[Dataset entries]
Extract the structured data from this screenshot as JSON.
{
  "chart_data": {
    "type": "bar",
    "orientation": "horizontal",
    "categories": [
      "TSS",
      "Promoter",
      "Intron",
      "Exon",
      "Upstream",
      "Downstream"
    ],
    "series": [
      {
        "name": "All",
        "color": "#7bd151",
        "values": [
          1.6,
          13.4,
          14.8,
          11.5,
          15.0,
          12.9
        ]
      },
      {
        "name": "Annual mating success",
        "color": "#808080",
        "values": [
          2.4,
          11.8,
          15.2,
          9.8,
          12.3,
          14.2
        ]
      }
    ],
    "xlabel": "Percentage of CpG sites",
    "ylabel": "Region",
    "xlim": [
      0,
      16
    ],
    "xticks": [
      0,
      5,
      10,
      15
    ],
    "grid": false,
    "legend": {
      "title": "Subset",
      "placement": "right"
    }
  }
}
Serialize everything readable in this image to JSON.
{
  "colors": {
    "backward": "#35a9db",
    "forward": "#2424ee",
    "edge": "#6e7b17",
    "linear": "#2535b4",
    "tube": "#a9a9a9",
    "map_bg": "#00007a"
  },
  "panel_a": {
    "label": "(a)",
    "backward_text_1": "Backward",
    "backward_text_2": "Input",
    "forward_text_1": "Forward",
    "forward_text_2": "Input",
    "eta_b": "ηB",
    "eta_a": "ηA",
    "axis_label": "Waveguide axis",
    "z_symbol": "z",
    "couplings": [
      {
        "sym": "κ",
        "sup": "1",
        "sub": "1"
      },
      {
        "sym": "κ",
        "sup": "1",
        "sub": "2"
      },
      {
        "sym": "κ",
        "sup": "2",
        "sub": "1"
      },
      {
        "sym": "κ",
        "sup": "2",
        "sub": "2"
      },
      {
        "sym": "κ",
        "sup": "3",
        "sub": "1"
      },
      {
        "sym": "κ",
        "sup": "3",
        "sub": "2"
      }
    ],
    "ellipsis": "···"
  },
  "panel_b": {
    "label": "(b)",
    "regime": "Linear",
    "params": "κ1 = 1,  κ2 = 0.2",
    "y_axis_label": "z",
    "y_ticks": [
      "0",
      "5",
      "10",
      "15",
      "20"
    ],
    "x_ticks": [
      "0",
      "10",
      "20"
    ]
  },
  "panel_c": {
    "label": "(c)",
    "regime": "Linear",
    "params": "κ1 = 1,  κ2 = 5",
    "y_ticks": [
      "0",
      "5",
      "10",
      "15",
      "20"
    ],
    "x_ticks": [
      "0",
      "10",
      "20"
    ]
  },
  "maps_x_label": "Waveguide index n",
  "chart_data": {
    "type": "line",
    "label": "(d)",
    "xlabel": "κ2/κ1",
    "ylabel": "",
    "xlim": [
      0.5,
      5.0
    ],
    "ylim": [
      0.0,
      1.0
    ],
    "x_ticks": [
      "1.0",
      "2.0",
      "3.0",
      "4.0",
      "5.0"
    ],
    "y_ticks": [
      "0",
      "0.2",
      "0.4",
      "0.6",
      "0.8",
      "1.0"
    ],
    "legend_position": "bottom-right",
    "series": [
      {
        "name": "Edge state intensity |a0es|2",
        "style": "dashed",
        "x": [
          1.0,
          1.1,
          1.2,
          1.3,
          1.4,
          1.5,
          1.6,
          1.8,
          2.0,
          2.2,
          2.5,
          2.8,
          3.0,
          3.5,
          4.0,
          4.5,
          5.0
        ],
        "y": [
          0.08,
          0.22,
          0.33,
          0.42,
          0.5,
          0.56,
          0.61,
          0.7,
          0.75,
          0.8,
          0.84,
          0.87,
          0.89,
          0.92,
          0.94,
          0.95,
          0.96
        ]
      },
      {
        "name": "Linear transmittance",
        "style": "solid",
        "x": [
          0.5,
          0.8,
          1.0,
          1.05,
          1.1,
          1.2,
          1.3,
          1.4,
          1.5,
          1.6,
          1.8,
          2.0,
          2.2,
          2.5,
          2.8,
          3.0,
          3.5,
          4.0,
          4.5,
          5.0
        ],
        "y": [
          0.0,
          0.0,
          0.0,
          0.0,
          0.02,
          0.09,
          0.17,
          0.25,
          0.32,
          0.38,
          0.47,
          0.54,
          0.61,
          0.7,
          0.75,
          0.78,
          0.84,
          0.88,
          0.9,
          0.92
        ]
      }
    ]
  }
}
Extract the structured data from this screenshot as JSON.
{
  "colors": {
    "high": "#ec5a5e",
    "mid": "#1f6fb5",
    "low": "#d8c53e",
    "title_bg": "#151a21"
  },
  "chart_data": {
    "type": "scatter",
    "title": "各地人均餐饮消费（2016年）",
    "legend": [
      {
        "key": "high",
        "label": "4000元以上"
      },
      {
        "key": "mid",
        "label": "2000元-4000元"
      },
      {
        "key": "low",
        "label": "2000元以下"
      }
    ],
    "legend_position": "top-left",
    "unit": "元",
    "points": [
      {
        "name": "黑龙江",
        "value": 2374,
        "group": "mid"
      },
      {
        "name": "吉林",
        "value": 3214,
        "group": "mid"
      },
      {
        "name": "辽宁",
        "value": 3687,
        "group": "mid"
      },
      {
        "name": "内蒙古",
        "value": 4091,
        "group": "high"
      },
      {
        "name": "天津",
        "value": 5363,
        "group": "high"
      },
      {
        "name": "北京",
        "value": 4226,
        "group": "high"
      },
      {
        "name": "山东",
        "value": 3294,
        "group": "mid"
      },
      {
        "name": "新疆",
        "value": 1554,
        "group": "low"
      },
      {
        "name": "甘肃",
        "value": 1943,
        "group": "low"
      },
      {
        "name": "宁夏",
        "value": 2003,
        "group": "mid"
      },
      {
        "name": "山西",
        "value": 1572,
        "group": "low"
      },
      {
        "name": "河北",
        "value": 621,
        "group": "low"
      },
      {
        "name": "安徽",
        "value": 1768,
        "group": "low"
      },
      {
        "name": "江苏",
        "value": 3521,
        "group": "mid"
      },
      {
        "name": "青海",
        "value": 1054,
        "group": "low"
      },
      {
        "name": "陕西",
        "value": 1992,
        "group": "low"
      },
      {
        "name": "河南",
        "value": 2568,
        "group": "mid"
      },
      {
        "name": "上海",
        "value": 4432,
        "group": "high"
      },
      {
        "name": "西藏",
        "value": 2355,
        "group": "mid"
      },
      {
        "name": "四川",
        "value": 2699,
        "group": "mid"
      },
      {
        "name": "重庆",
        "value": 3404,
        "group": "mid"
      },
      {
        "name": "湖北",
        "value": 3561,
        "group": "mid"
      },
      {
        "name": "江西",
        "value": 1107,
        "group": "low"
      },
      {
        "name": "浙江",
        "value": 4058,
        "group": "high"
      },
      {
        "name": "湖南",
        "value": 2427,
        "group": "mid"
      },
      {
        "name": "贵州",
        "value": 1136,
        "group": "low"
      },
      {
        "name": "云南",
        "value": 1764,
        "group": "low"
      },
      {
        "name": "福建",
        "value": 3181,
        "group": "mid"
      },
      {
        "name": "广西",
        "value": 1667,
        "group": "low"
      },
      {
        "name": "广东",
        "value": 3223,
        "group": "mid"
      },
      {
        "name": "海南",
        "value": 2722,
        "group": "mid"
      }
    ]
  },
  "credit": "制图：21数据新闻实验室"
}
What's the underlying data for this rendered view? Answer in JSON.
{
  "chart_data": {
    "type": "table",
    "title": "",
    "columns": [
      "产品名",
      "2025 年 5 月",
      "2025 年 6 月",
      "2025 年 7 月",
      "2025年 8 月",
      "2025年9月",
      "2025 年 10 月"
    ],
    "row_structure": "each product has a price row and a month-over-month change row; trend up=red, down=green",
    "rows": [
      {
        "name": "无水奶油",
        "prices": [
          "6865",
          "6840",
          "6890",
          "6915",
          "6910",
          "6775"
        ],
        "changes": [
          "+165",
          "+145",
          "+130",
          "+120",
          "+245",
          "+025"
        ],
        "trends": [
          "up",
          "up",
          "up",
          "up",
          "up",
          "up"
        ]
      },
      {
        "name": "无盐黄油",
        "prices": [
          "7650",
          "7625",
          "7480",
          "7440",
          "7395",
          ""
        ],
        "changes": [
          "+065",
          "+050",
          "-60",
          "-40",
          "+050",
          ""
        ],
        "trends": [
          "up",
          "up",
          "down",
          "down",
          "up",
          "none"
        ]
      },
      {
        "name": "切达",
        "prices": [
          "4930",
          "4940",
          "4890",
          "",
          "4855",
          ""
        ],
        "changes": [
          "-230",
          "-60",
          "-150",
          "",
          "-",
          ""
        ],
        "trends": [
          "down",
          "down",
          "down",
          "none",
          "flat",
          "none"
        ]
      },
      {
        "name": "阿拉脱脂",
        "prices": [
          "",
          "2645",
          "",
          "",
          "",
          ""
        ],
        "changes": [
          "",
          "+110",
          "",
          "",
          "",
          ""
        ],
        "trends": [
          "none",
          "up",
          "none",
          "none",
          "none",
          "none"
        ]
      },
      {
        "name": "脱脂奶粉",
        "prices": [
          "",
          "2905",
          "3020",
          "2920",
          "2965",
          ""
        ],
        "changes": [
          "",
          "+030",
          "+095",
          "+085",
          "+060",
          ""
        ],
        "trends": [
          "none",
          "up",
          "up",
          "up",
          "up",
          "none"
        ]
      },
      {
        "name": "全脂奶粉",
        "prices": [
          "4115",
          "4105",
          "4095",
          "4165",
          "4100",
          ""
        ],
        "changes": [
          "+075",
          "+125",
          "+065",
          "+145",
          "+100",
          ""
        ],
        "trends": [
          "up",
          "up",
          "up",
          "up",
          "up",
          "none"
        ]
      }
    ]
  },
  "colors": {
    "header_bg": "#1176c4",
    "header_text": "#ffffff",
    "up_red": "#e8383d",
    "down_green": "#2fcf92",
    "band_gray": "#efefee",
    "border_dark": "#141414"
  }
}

## WHAT YOU HAVE TO DO
Determine the number of lines in these entries that contain the word "this", and write only that number.

## EXPECTED ANSWER
4